Given task:
Put the lines of the listing into a JSON list of strings, one string per line and no blank lines. Begin at the line containing "text: ethics and attribution pressure bbox=[292, 259, 626, 330]", continue through the end of the listing, and leave out the pictures.

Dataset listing
•••
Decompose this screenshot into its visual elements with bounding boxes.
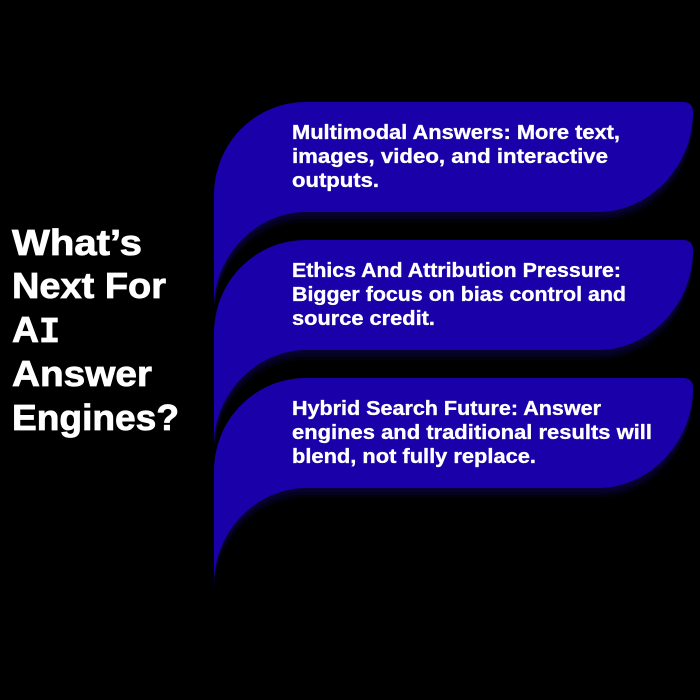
text: ethics and attribution pressure bbox=[292, 259, 626, 330]
text: multimodal answers: images, video, and interactive bbox=[292, 145, 608, 168]
text: multimodal answers: Multimodal Answers: More text, bbox=[292, 121, 620, 144]
title: Engines? bbox=[12, 397, 179, 438]
text: hybrid search future: Hybrid Search Future: Answer bbox=[292, 397, 601, 420]
text: ethics and attribution pressure: source credit. bbox=[292, 307, 435, 330]
title: What’s bbox=[12, 222, 142, 263]
text: hybrid search future: blend, not fully replace. bbox=[292, 445, 536, 468]
title bbox=[12, 222, 179, 438]
text: multimodal answers: outputs. bbox=[292, 169, 379, 192]
text: ethics and attribution pressure: Ethics And Attribution Pressure: bbox=[292, 259, 621, 282]
panel: hybrid search future bbox=[214, 378, 693, 594]
title: I bbox=[39, 312, 60, 353]
text: multimodal answers bbox=[292, 121, 620, 192]
panel: ethics and attribution pressure bbox=[214, 240, 693, 456]
text: hybrid search future bbox=[292, 397, 652, 468]
title: Answer bbox=[12, 353, 152, 394]
title: Next For bbox=[12, 265, 166, 306]
text: hybrid search future: engines and traditional results will bbox=[292, 421, 652, 444]
text: ethics and attribution pressure: Bigger focus on bias control and bbox=[292, 283, 626, 306]
panel: multimodal answers bbox=[214, 102, 693, 318]
title: A bbox=[12, 309, 39, 350]
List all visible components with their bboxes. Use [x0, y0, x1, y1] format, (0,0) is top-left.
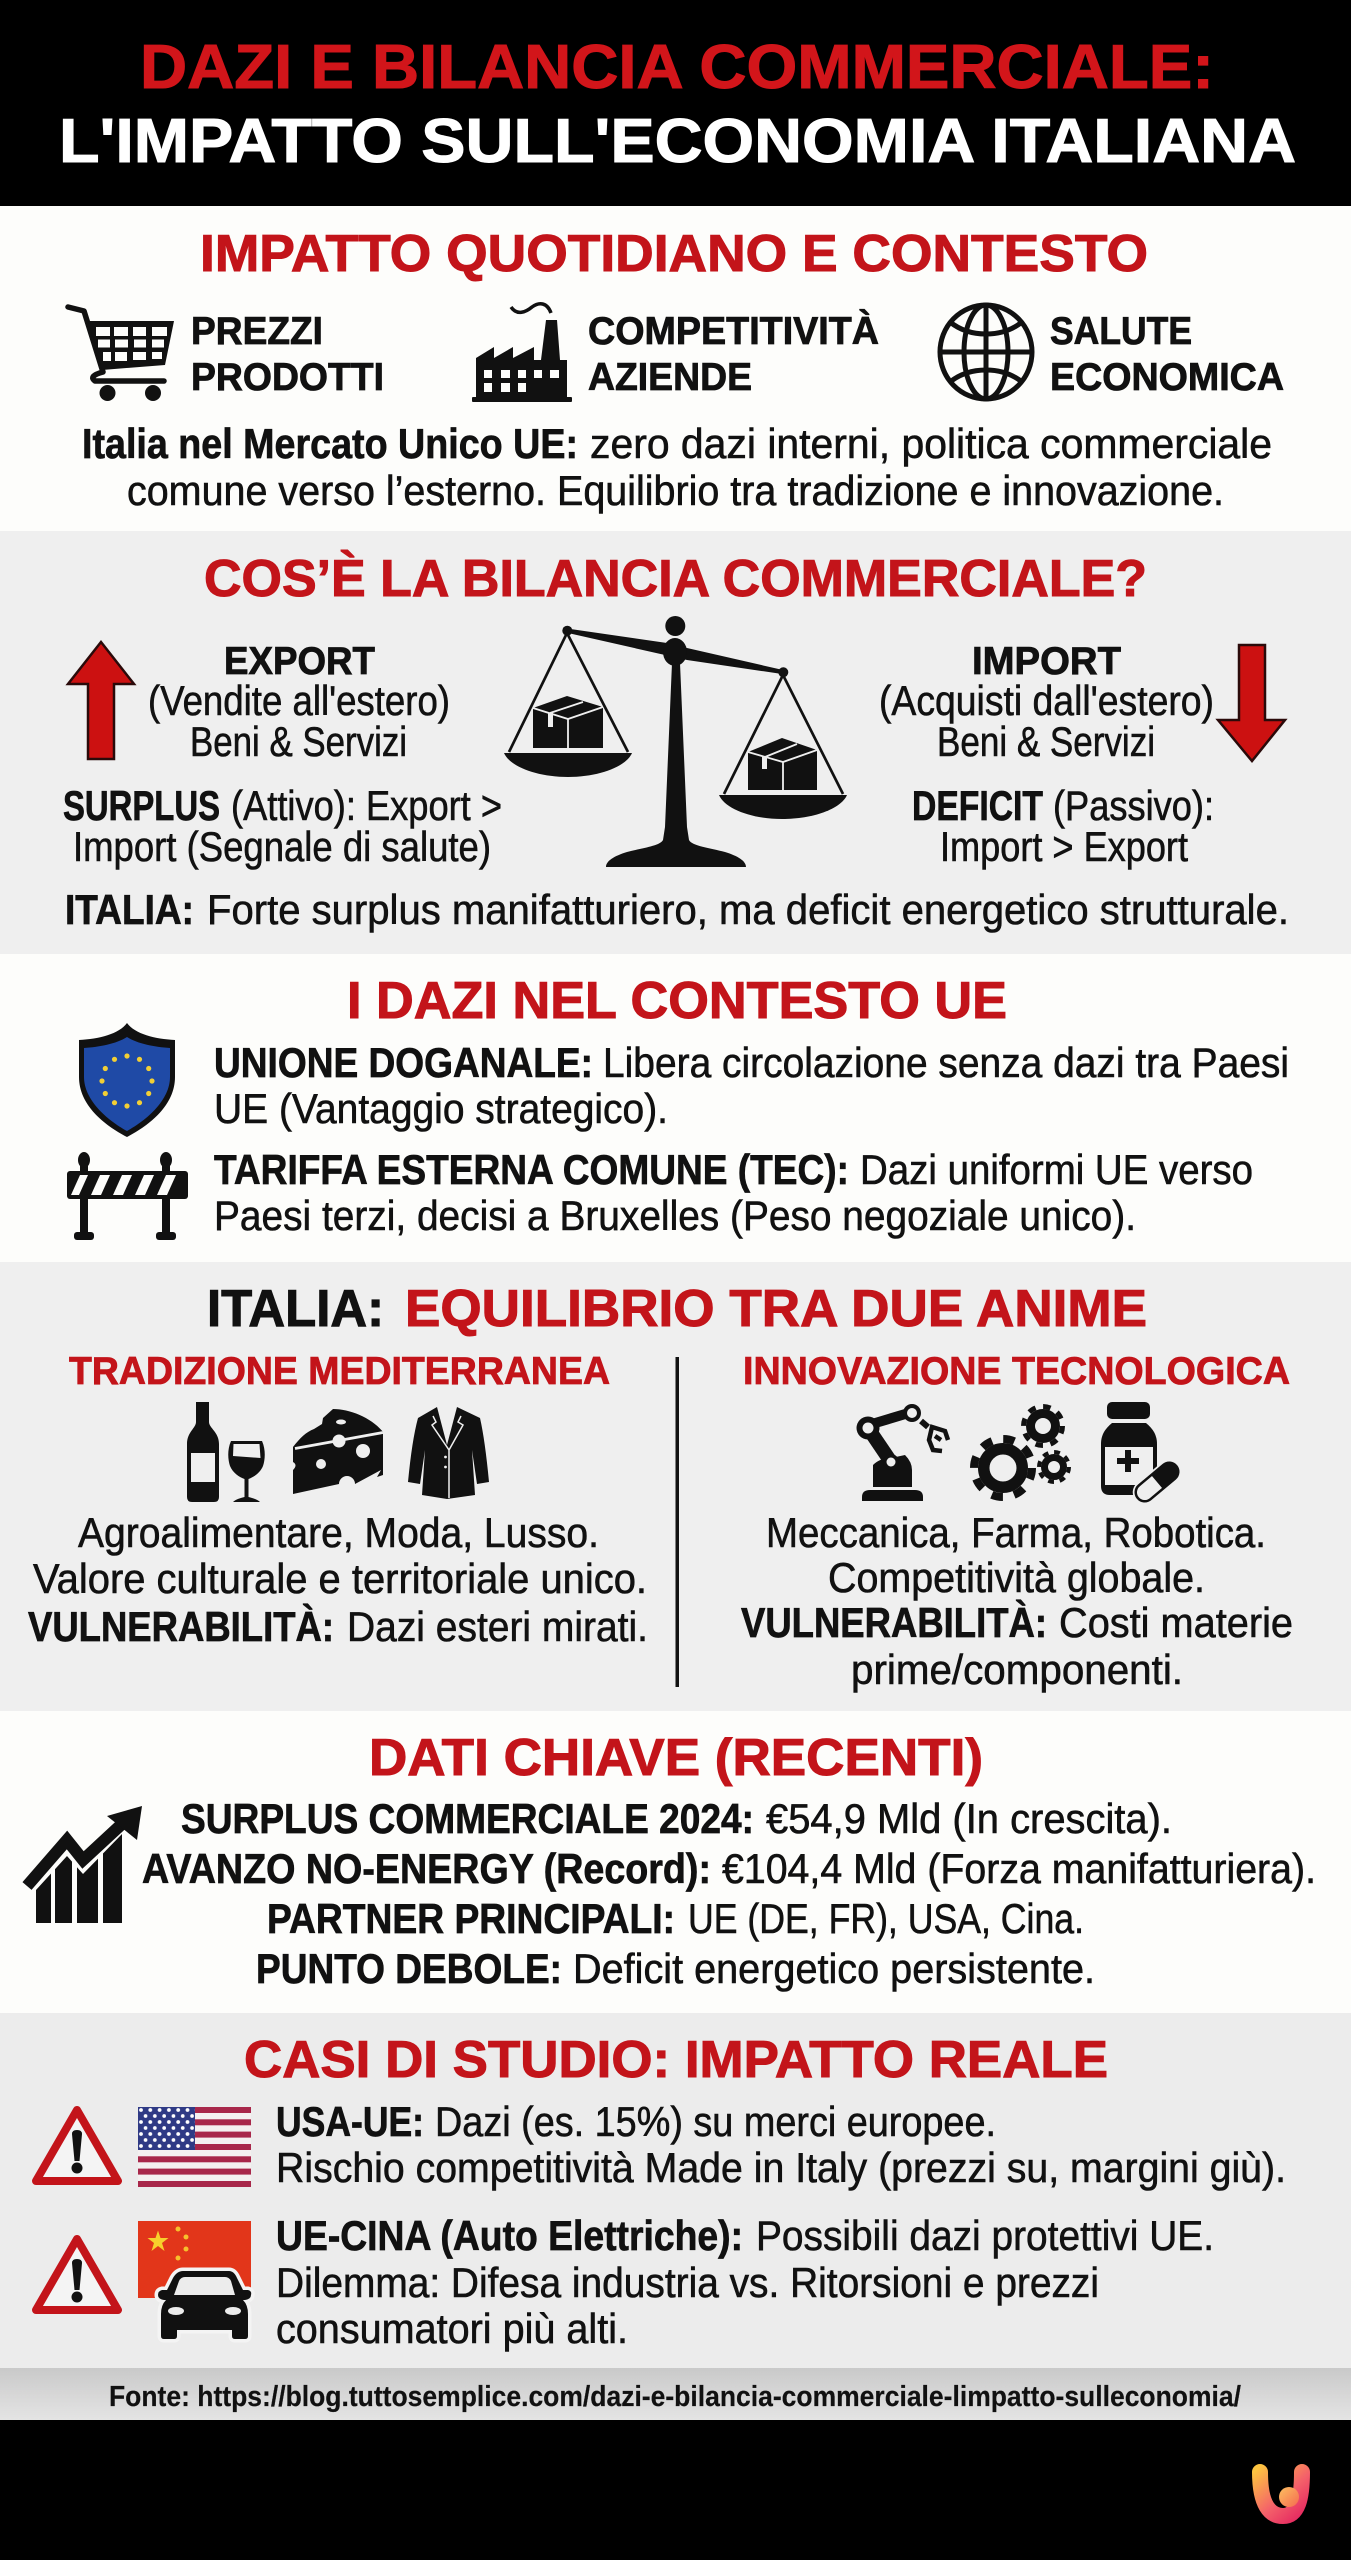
•••
Result below:
[
  "text: ethics and attribution pressure bbox=[292, 259, 626, 330]",
  "text: multimodal answers: images, video, and interactive bbox=[292, 145, 608, 168]",
  "text: multimodal answers: Multimodal Answers: More text, bbox=[292, 121, 620, 144]",
  "title: Engines? bbox=[12, 397, 179, 438]",
  "text: hybrid search future: Hybrid Search Future: Answer bbox=[292, 397, 601, 420]",
  "text: ethics and attribution pressure: source credit. bbox=[292, 307, 435, 330]",
  "title: What’s bbox=[12, 222, 142, 263]",
  "text: hybrid search future: blend, not fully replace. bbox=[292, 445, 536, 468]",
  "title bbox=[12, 222, 179, 438]",
  "text: multimodal answers: outputs. bbox=[292, 169, 379, 192]",
  "text: ethics and attribution pressure: Ethics And Attribution Pressure: bbox=[292, 259, 621, 282]",
  "panel: hybrid search future bbox=[214, 378, 693, 594]",
  "title: I bbox=[39, 312, 60, 353]",
  "text: multimodal answers bbox=[292, 121, 620, 192]",
  "panel: ethics and attribution pressure bbox=[214, 240, 693, 456]",
  "text: hybrid search future bbox=[292, 397, 652, 468]",
  "title: Answer bbox=[12, 353, 152, 394]",
  "title: Next For bbox=[12, 265, 166, 306]",
  "text: hybrid search future: engines and traditional results will bbox=[292, 421, 652, 444]",
  "text: ethics and attribution pressure: Bigger focus on bias control and bbox=[292, 283, 626, 306]",
  "panel: multimodal answers bbox=[214, 102, 693, 318]",
  "title: A bbox=[12, 309, 39, 350]",
  "List all visible components with their bboxes. Use [x0, y0, x1, y1] format, (0,0) is top-left."
]